#### Set of tasks:
[1] What ages are given in the blog post for the three children sent upstairs to start school?
[2] Summarize the blog post in three sentences.

#### Text provided:
--- Begin ---
Tuesday, September 24, 2013

Frozen in Time

Time stood still yesterday.

Not literally, of course, because I'm not Joshua asking God to make the sun halt in the sky while I defeat all of Israel's enemies.

But you know what I mean, right? A moment where you can hear your heart beating in your ears, and the rest of the world fades to fuzzy, and your brain slows its firing...time stands still.

It started out like a lot of days around here. The boys woke up too early, and I hadn't had enough coffee yet, so I was moving slow.

I made breakfast, set out clothes for the kids to put on, made my bed, brushed my teeth, broke up a fight, cleaned up breakfast dishes, answered a question about something, poured a cup of juice, took a gulp of coffee, muttered a prayer under my breath, found a cartoon for the 3-year-old, and herded the 6, 9, and 11 year old upstairs to start school. All this happened at a normal pace, without a pause in the space-time continuum. (since I don't have a flux capacitor handy)

School was more of the same multi-tasking. Explain the math lesson to the 6th grader, remind the 1st grader how to form the letter 'b,' listen the the 3rd grader reading his book, mark the day on the attendance sheet, break up an argument, sharpen a pencil, take a gulp of coffee, mutter a prayer under my breath, give a spelling quiz, write math problems on the white-board...

After a half hour everyone was started on some seat work, and I decided the cartoon I had started for the 3-year-old had probably ended and I should check on him, so I gave instructions for the other three kids to finish what they were working on and then take a break, and I headed downstairs. In the hall, I picked up three socks laying in the floor (without pausing to wonder where the 4th sock was), then I picked up a shirt (I knew that had come off my 6-year-old's back on his way to the school room, because he is always peeling off his shirt in random places) followed by an apple core (it had certainly been laying there since the day before) and a used and discarded band aid (which could have come off any of my kids, since they all seem to be injured right now.)
--- End ---
#### Data:
--- Begin ---
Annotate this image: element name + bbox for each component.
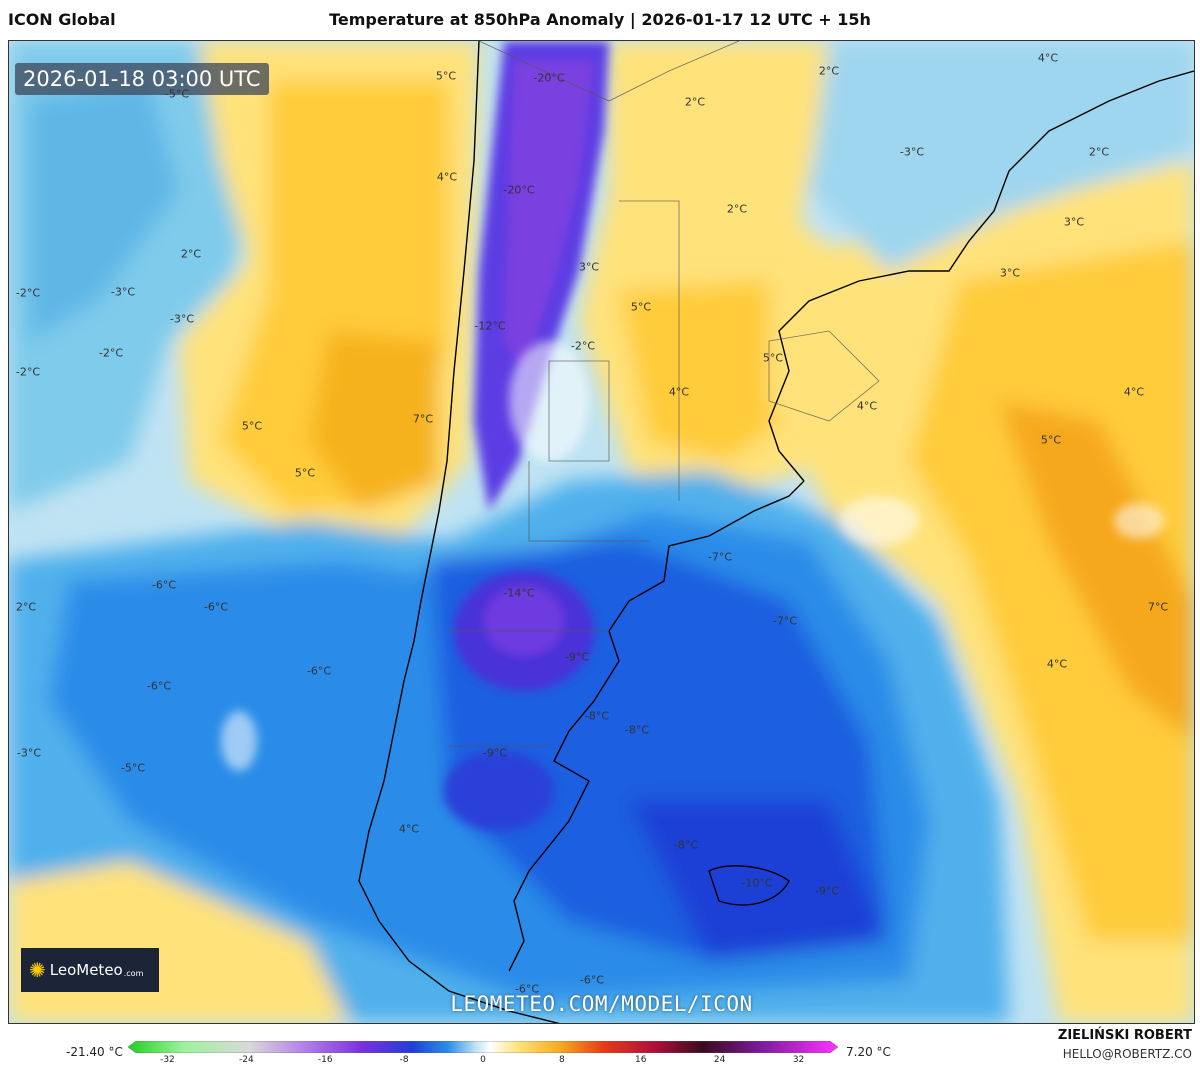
--- End ---
#### Exercise responses:
[1] The children sent upstairs are 6, 9, and 11 years old.

[2] The writer reports that time stood still yesterday, describing it as a moment when the rest of the world fades and the brain slows. The day began like many others, with breakfast, chores, breaking up fights, and then school upstairs, where the writer juggled lessons for the 6th, 3rd, and 1st graders. After half an hour, the writer went downstairs to check on the 3-year-old and, along the way, picked up three socks, a shirt, an apple core, and a discarded band aid in the hall.